Set exercise 1
Please rewrite the rows from the line with "button[interactable]: CHECK SPELLING" up to and including the line with "staticText: Edit note (71, 18, 98, 26)", swapping "staticText" for "label" and keeping everything else the same.
Set exercise 2
Extend the autologin middleware documentation with the section that follows its last sentence.

Metadata-Version: 2.0
Name: autologin-middleware
Version: 0.1.4
Summary: A Scrapy middleware to use with autologin
Home-page: https://github.com/TeamHG-Memex/autologin-middleware
Author: Konstantin Lopuhin, Mikhail Korobov
Author-email: kostia.lopuhin@gmail.com
License: MIT
Platform: UNKNOWN
Classifier: Development Status :: 3 - Alpha
Classifier: Topic :: Internet :: WWW/HTTP :: Indexing/Search
Classifier: License :: OSI Approved :: MIT License
Classifier: Programming Language :: Python
Classifier: Programming Language :: Python :: 2
Classifier: Programming Language :: Python :: 2.7
Classifier: Programming Language :: Python :: 3
Classifier: Programming Language :: Python :: 3.3
Classifier: Programming Language :: Python :: 3.4
Classifier: Programming Language :: Python :: 3.5
Requires-Dist: scrapy (>=1.1.0)
Requires-Dist: six

Autologin middleware
====================

.. image:: https://img.shields.io/pypi/v/autologin-middleware.svg
   :target: https://pypi.python.org/pypi/autologin-middleware
   :alt: PyPI Version

.. image:: https://img.shields.io/travis/TeamHG-Memex/autologin-middleware/master.svg
   :target: http://travis-ci.org/TeamHG-Memex/autologin-middleware
   :alt: Build Status

.. image:: https://codecov.io/github/TeamHG-Memex/autologin-middleware/coverage.svg?branch=master
   :target: https://codecov.io/github/TeamHG-Memex/autologin-middleware?branch=master
   :alt: Code Coverage

This is a a Scrapy middleware that uses
`autologin <https://github.com/TeamHG-Memex/autologin>`_ http-api
to maintain a logged-in state for a scrapy spider.

Autologin middleware uses autologin to make all requests while being
logged in. It uses autologin to get cookies, detects logouts and tries
to avoid them in the future. A single authorization domain for the spider
is assumed. Autologin middleware also puts ``autologin_active`` into
``request.meta``, which is ``True`` only if we are logged in
(and to ``False`` if domain is skipped or login failed).
If requests are made via `splash <http://splash.readthedocs.org>`_
(and ``SPLASH_URL`` is set),
autologin middleware passes it to autologin,
and this splash instance is also used to obtain login cookies.

Installation
------------

It works on python 2.7 and python 3, and requires at least scrapy 1.1.

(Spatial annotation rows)
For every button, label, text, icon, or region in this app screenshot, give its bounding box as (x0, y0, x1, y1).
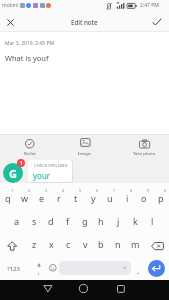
button[interactable]: CHECK SPELLING (28, 160, 72, 182)
button[interactable]: i (119, 189, 135, 207)
staticText: a (14, 215, 20, 227)
button[interactable]: ?123 (2, 260, 24, 278)
staticText: 1 (20, 160, 23, 166)
staticText: 2:47 PM (140, 2, 159, 9)
button[interactable]: q (0, 189, 16, 207)
button[interactable] (37, 263, 41, 270)
staticText: g (82, 215, 88, 227)
staticText: 6 (96, 188, 99, 193)
button[interactable]: k (127, 212, 143, 230)
staticText: mobinl (2, 2, 19, 9)
button[interactable] (7, 241, 17, 251)
staticText: your (33, 170, 51, 181)
staticText: Edit note (71, 18, 98, 26)
staticText: s (32, 215, 37, 227)
staticText: p (158, 192, 164, 204)
button[interactable]: d (43, 212, 59, 230)
staticText: j (117, 215, 120, 227)
staticText: z (32, 238, 37, 250)
button[interactable]: , (34, 262, 44, 280)
button[interactable]: m (127, 235, 143, 253)
staticText: 7 (113, 188, 116, 193)
button[interactable]: b (93, 235, 109, 253)
staticText: 5 (79, 188, 82, 193)
button[interactable] (7, 19, 14, 26)
staticText: n (115, 238, 121, 250)
staticText: x (49, 238, 54, 250)
button[interactable] (139, 139, 150, 148)
button[interactable] (151, 242, 164, 250)
staticText: 3 (45, 188, 48, 193)
staticText: Take photo (133, 150, 156, 156)
button[interactable]: n (110, 235, 126, 253)
staticText: q (5, 192, 11, 204)
button[interactable]: t (68, 189, 84, 207)
button[interactable]: w (17, 189, 33, 207)
button[interactable] (59, 261, 131, 275)
button[interactable] (80, 138, 91, 147)
staticText: 4 (62, 188, 65, 193)
staticText: r (57, 192, 61, 204)
staticText: ?123 (7, 265, 20, 273)
button[interactable]: g (77, 212, 93, 230)
staticText: 8 (130, 188, 133, 193)
button[interactable]: l (144, 212, 160, 230)
staticText: k (133, 215, 138, 227)
staticText: u (107, 192, 113, 204)
button[interactable] (25, 139, 35, 149)
staticText: 2 (28, 188, 31, 193)
button[interactable] (148, 260, 165, 277)
button[interactable]: y (85, 189, 101, 207)
staticText: l (151, 215, 154, 227)
button[interactable] (117, 285, 125, 293)
staticText: , (38, 267, 40, 276)
button[interactable]: e (34, 189, 50, 207)
button[interactable]: p (153, 189, 169, 207)
button[interactable] (152, 18, 162, 26)
staticText: y (91, 192, 96, 204)
staticText: Image (78, 150, 91, 156)
button[interactable]: o (136, 189, 152, 207)
staticText: t (74, 192, 78, 204)
button[interactable]: z (26, 235, 42, 253)
button[interactable]: s (26, 212, 42, 230)
button[interactable] (79, 284, 88, 293)
button[interactable]: c (60, 235, 76, 253)
staticText: G (9, 166, 17, 181)
button[interactable]: a (9, 212, 25, 230)
staticText: Bullet (24, 150, 36, 156)
staticText: i (126, 192, 129, 204)
staticText: . (137, 264, 140, 276)
button[interactable]: f (60, 212, 76, 230)
staticText: c (66, 238, 71, 250)
button[interactable]: j (110, 212, 126, 230)
button[interactable]: u (102, 189, 118, 207)
staticText: d (48, 215, 54, 227)
button[interactable]: h (93, 212, 109, 230)
button[interactable] (49, 264, 57, 272)
staticText: e (39, 192, 45, 204)
staticText: CHECK SPELLING (34, 163, 68, 168)
button[interactable]: v (77, 235, 93, 253)
button[interactable] (43, 285, 53, 293)
staticText: f (66, 215, 70, 227)
staticText: Mar 3, 2019, 2:45 PM (5, 40, 55, 47)
staticText: h (98, 215, 104, 227)
staticText: 9 (147, 188, 150, 193)
button[interactable]: G (3, 163, 23, 183)
button[interactable]: x (43, 235, 59, 253)
staticText: m (131, 238, 140, 250)
button[interactable]: . (133, 261, 143, 279)
button[interactable]: r (51, 189, 67, 207)
staticText: What is youf (5, 53, 49, 63)
staticText: 0 (164, 188, 167, 193)
staticText: 1 (11, 188, 14, 193)
staticText: b (98, 238, 104, 250)
staticText: v (83, 238, 88, 250)
staticText: o (141, 192, 147, 204)
staticText: w (21, 192, 29, 204)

Expected output 1
button[interactable]: CHECK SPELLING (28, 160, 72, 182)
button[interactable]: i (119, 189, 135, 207)
label: a (14, 215, 20, 227)
button[interactable]: ?123 (2, 260, 24, 278)
label: 1 (20, 160, 23, 166)
label: 2:47 PM (140, 2, 159, 9)
button[interactable]: q (0, 189, 16, 207)
button[interactable] (37, 263, 41, 270)
label: g (82, 215, 88, 227)
label: 6 (96, 188, 99, 193)
button[interactable]: k (127, 212, 143, 230)
label: mobinl (2, 2, 19, 9)
button[interactable] (7, 241, 17, 251)
label: your (33, 170, 51, 181)
label: Edit note (71, 18, 98, 26)

Expected output 2
Install with pip::

    pip install autologin-middleware


Configuration
-------------

Include the autologin middleware into the project settings
and specify autologin url::

    AUTOLOGIN_URL = 'http://127.0.0.1:8089'
    AUTOLOGIN_ENABLED = True
    DOWNLOADER_MIDDLEWARES['autologin_middleware.AutologinMiddleware'] = 605

Cookie support is also required. There are currently several options:

- scrapy cookie middleware (``COOKIES_ENABLED = True``),
  but autologin middleware requires access to cookies, so you need to enable
  a custom cookie middleware::

    DOWNLOADER_MIDDLEWARES = {
        'autologin_middleware.AutologinMiddleware': 605,
        'scrapy.downloadermiddlewares.cookies.CookiesMiddleware': None,
        'autologin_middleware.ExposeCookiesMiddleware': 700,
    }

- `scrapy-splash <https://github.com/scrapy-plugins/scrapy-splash>`_
  cookie middleware (``scrapy_splash.SplashCookiesMiddleware``)
- any other middleware that gets cookies from ``request.cookies`` and
  sets ``response.cookiejar`` like scrapy-splash middleware,
  or exposes them in ``response.flags`` like ``ExposeCookiesMiddleware``.

There are some optional settings:

- ``AUTOLOGIN_COOKIES``: pass auth cookies after manual login
  (format is ``name=value; name2=value2``).
- ``AUTOLOGIN_LOGOUT_URL``: pass url substring to avoid.
- ``AUTOLOGIN_CHECK_LOGOUT``: set to ``False`` in order to disable automatic
  logout detection: it remembers cookies obtained during login and
  checks them on each response to see if any disappeared. This can be
  problematic for sites that set a lot of cookies on login,
  so this is an option to disable it.
  If you disable it, you must rely on avoiding logout links with
  ``link_looks_like_logout`` (see below), or setting a custom
  ``AUTOLOGIN_LOGOUT_URL``.
- ``AUTOLOGIN_USERNAME``, ``AUTOLOGIN_PASSWORD``, ``AUTOLOGIN_LOGIN_URL``,
  ``AUTOLOGIN_EXTRA_JS`` are passed to autologin and override values
  from stored credentials.  ``AUTOLOGIN_LOGIN_URL`` is a relative url,
  and can be omitted if it is the same as the start url.
  ``AUTOLOGIN_EXTRA_JS`` is required only if you want to use the ``extra_js``
  feature of the autologin.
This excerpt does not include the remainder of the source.